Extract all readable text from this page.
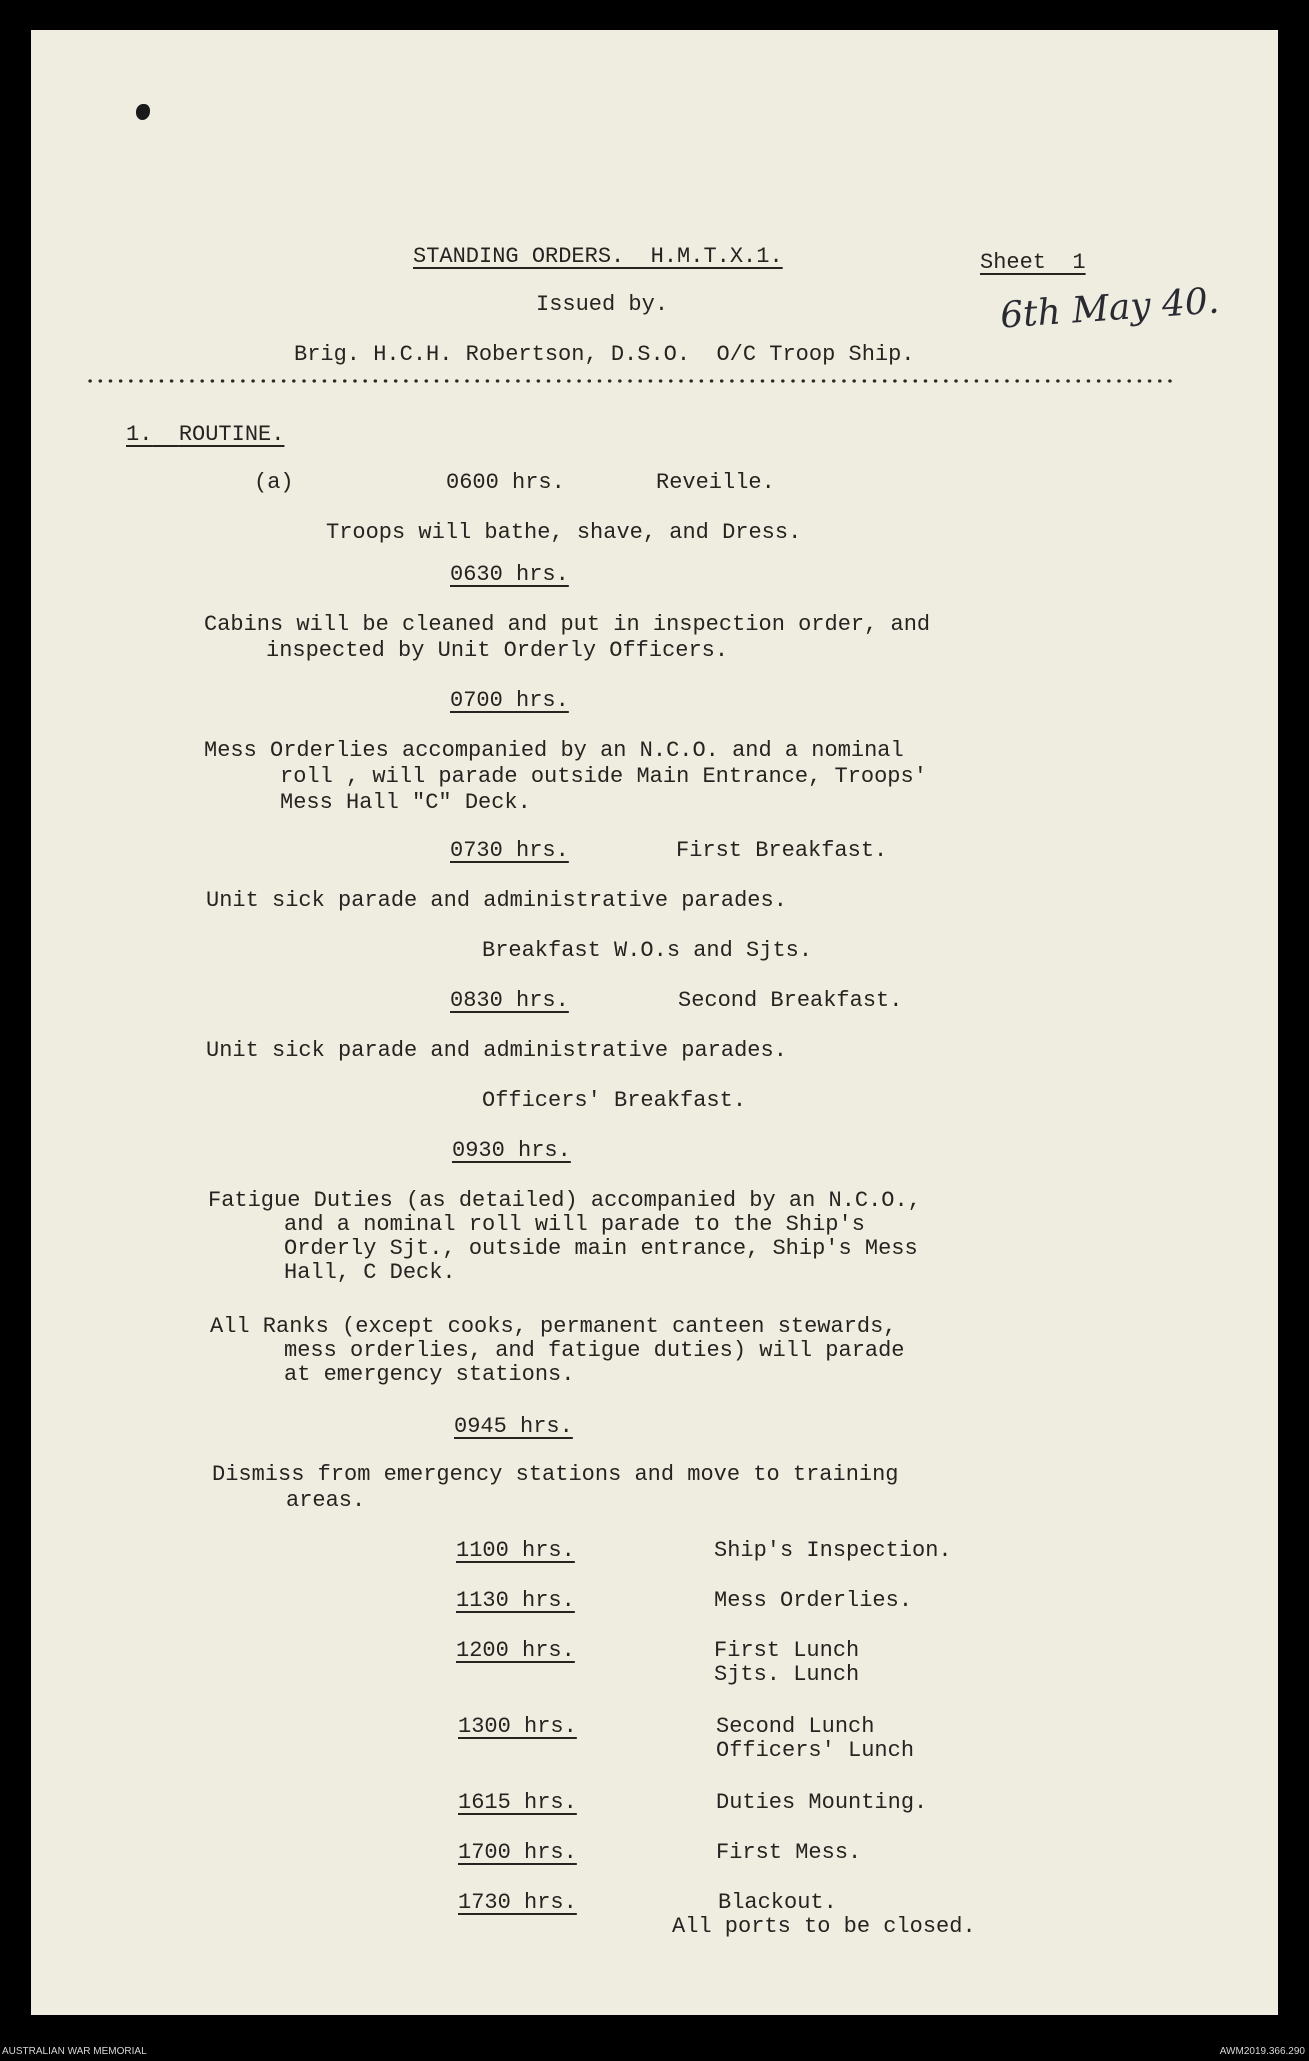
STANDING ORDERS.  H.M.T.X.1.	Sheet  1
6th May 40.
Issued by.
Brig. H.C.H. Robertson, D.S.O.  O/C Troop Ship.
1. ROUTINE.
(a)	0600 hrs.	Reveille.
Troops will bathe, shave, and Dress.
0630 hrs.
Cabins will be cleaned and put in inspection order, and
inspected by Unit Orderly Officers.
0700 hrs.
Mess Orderlies accompanied by an N.C.O. and a nominal
roll , will parade outside Main Entrance, Troops'
Mess Hall "C" Deck.
0730 hrs.	First Breakfast.
Unit sick parade and administrative parades.
Breakfast W.O.s and Sjts.
0830 hrs.	Second Breakfast.
Unit sick parade and administrative parades.
Officers' Breakfast.
0930 hrs.
Fatigue Duties (as detailed) accompanied by an N.C.O.,
and a nominal roll will parade to the Ship's
Orderly Sjt., outside main entrance, Ship's Mess
Hall, C Deck.
All Ranks (except cooks, permanent canteen stewards,
mess orderlies, and fatigue duties) will parade
at emergency stations.
0945 hrs.
Dismiss from emergency stations and move to training
areas.
1100 hrs.	Ship's Inspection.
1130 hrs.	Mess Orderlies.
1200 hrs.	First Lunch
Sjts. Lunch
1300 hrs.	Second Lunch
Officers' Lunch
1615 hrs.	Duties Mounting.
1700 hrs.	First Mess.
1730 hrs.	Blackout.
All ports to be closed.
AUSTRALIAN WAR MEMORIAL	AWM2019.366.290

▸ **Work to do**
Leave the pictures out and write out every entry exactly as given.

▸ **Written answer**
Extract all readable text from this page.
STANDING ORDERS.  H.M.T.X.1.	Sheet  1
6th May 40.
Issued by.
Brig. H.C.H. Robertson, D.S.O.  O/C Troop Ship.
1. ROUTINE.
(a)	0600 hrs.	Reveille.
Troops will bathe, shave, and Dress.
0630 hrs.
Cabins will be cleaned and put in inspection order, and
inspected by Unit Orderly Officers.
0700 hrs.
Mess Orderlies accompanied by an N.C.O. and a nominal
roll , will parade outside Main Entrance, Troops'
Mess Hall "C" Deck.
0730 hrs.	First Breakfast.
Unit sick parade and administrative parades.
Breakfast W.O.s and Sjts.
0830 hrs.	Second Breakfast.
Unit sick parade and administrative parades.
Officers' Breakfast.
0930 hrs.
Fatigue Duties (as detailed) accompanied by an N.C.O.,
and a nominal roll will parade to the Ship's
Orderly Sjt., outside main entrance, Ship's Mess
Hall, C Deck.
All Ranks (except cooks, permanent canteen stewards,
mess orderlies, and fatigue duties) will parade
at emergency stations.
0945 hrs.
Dismiss from emergency stations and move to training
areas.
1100 hrs.	Ship's Inspection.
1130 hrs.	Mess Orderlies.
1200 hrs.	First Lunch
Sjts. Lunch
1300 hrs.	Second Lunch
Officers' Lunch
1615 hrs.	Duties Mounting.
1700 hrs.	First Mess.
1730 hrs.	Blackout.
All ports to be closed.
AUSTRALIAN WAR MEMORIAL	AWM2019.366.290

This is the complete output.